GOAL:
Wherever "Paraffin" appears in a line, list that line.

EXCERPTED DATA:

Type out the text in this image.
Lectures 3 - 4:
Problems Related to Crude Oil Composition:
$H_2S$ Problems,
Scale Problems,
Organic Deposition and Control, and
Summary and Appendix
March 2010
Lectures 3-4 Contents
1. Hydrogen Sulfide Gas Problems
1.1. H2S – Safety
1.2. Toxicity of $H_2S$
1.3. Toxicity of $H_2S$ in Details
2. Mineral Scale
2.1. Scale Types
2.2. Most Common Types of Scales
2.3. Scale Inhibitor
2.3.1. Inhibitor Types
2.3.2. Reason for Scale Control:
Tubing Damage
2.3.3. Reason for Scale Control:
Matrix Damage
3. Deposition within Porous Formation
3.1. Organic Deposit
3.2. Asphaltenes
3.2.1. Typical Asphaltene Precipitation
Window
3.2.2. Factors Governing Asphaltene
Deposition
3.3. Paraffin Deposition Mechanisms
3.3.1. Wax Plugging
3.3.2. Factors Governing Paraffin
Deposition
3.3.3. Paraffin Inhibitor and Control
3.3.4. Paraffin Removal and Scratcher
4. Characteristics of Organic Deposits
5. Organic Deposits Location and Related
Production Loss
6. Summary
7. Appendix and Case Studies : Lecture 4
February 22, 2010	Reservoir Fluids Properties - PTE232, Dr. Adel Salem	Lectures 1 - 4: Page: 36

* * *

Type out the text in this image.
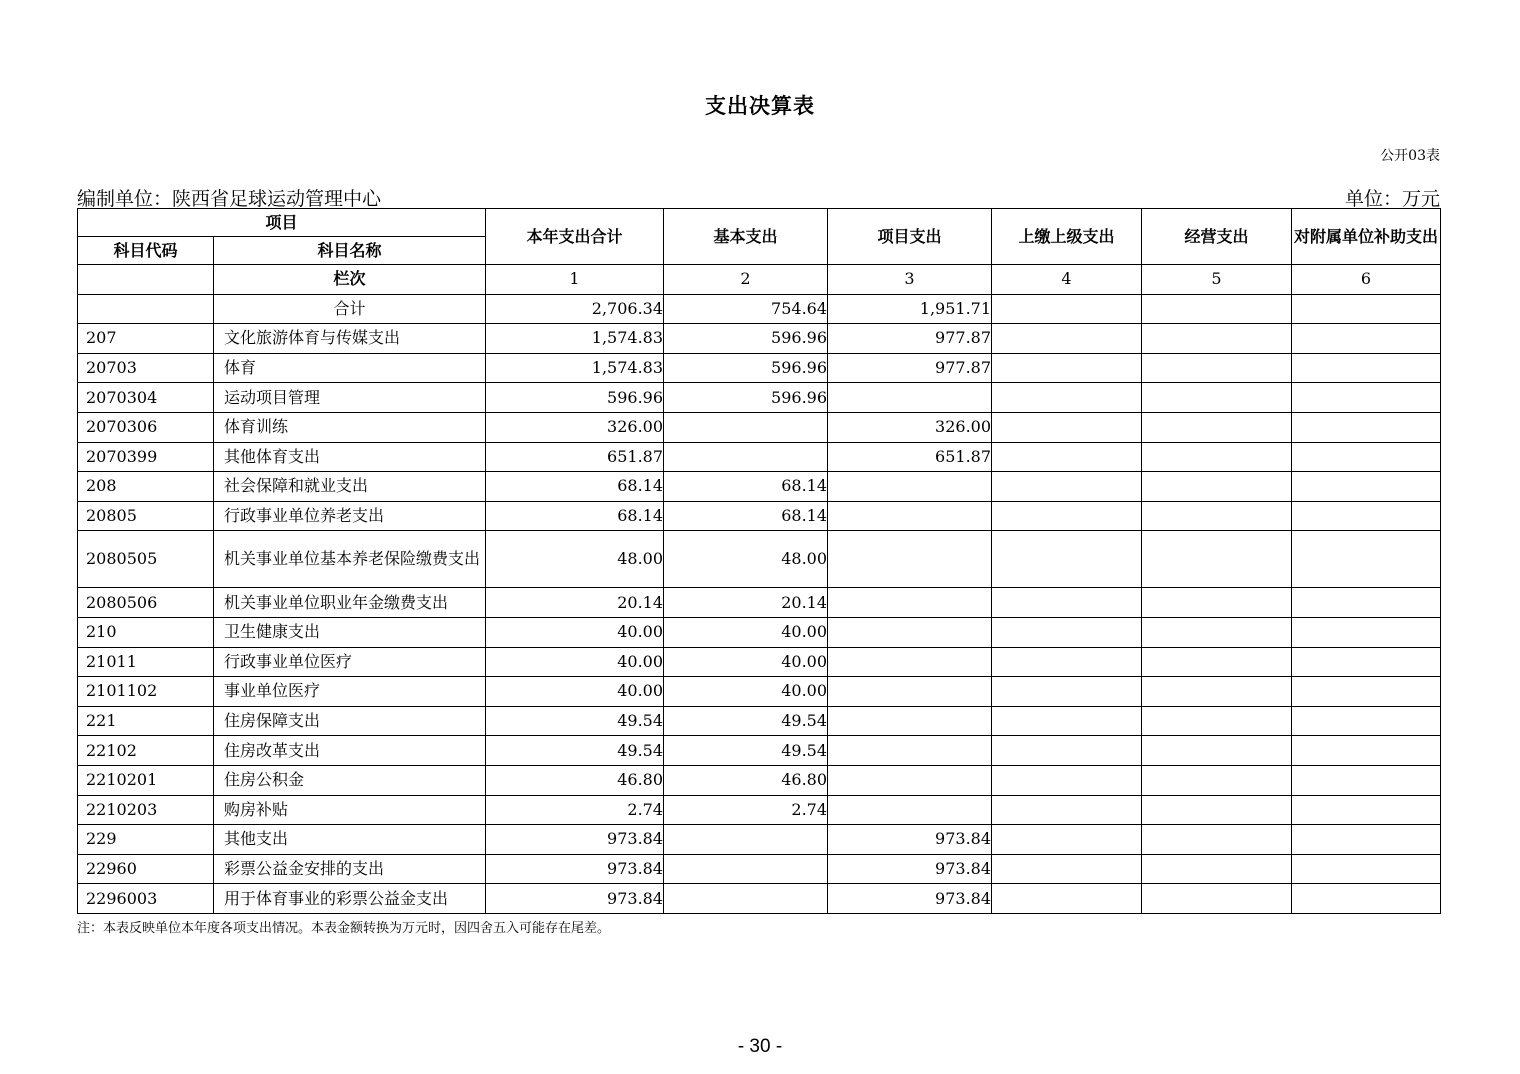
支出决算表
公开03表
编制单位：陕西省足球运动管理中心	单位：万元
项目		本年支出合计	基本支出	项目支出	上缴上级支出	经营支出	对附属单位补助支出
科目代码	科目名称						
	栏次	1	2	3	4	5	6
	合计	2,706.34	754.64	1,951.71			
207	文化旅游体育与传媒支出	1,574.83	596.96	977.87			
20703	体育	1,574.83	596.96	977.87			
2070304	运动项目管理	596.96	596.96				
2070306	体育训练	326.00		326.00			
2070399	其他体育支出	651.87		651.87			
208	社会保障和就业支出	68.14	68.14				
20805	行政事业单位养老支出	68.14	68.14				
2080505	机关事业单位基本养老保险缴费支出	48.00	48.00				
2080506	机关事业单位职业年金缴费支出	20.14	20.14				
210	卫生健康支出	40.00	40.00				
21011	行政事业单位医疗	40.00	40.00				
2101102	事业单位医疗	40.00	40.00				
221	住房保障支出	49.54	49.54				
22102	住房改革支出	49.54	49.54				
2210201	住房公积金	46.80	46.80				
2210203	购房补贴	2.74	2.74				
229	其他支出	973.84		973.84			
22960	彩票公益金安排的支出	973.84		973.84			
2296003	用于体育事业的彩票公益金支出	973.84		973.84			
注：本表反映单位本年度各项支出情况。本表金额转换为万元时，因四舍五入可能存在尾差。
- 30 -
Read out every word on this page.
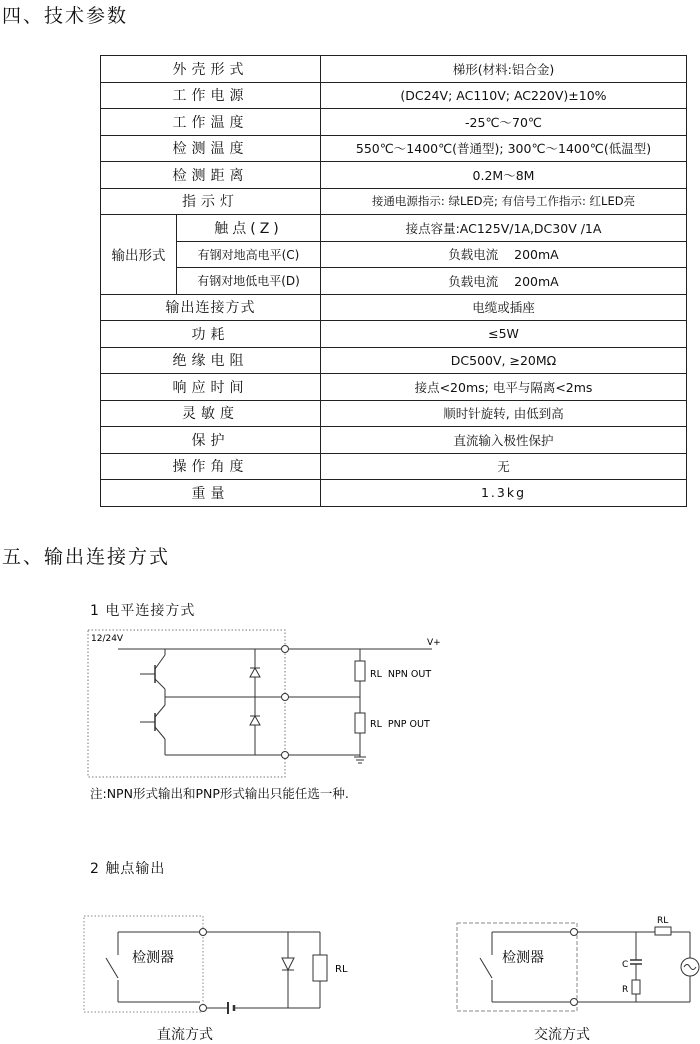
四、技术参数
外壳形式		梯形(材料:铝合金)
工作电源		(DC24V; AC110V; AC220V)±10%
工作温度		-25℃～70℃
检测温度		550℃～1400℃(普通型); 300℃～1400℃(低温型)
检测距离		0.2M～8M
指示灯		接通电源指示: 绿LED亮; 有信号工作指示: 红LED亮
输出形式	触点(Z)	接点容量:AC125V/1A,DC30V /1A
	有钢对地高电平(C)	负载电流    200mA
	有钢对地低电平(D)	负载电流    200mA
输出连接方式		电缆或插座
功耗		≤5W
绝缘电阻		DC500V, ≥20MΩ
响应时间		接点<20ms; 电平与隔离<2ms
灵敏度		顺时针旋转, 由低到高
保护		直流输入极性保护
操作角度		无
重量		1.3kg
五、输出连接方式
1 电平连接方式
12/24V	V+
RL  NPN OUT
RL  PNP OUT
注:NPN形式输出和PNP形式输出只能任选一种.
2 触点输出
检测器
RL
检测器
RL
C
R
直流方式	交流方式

ANSWER IN FULL:
3.3. Paraffin Deposition Mechanisms
3.3.2. Factors Governing Paraffin
3.3.3. Paraffin Inhibitor and Control
3.3.4. Paraffin Removal and Scratcher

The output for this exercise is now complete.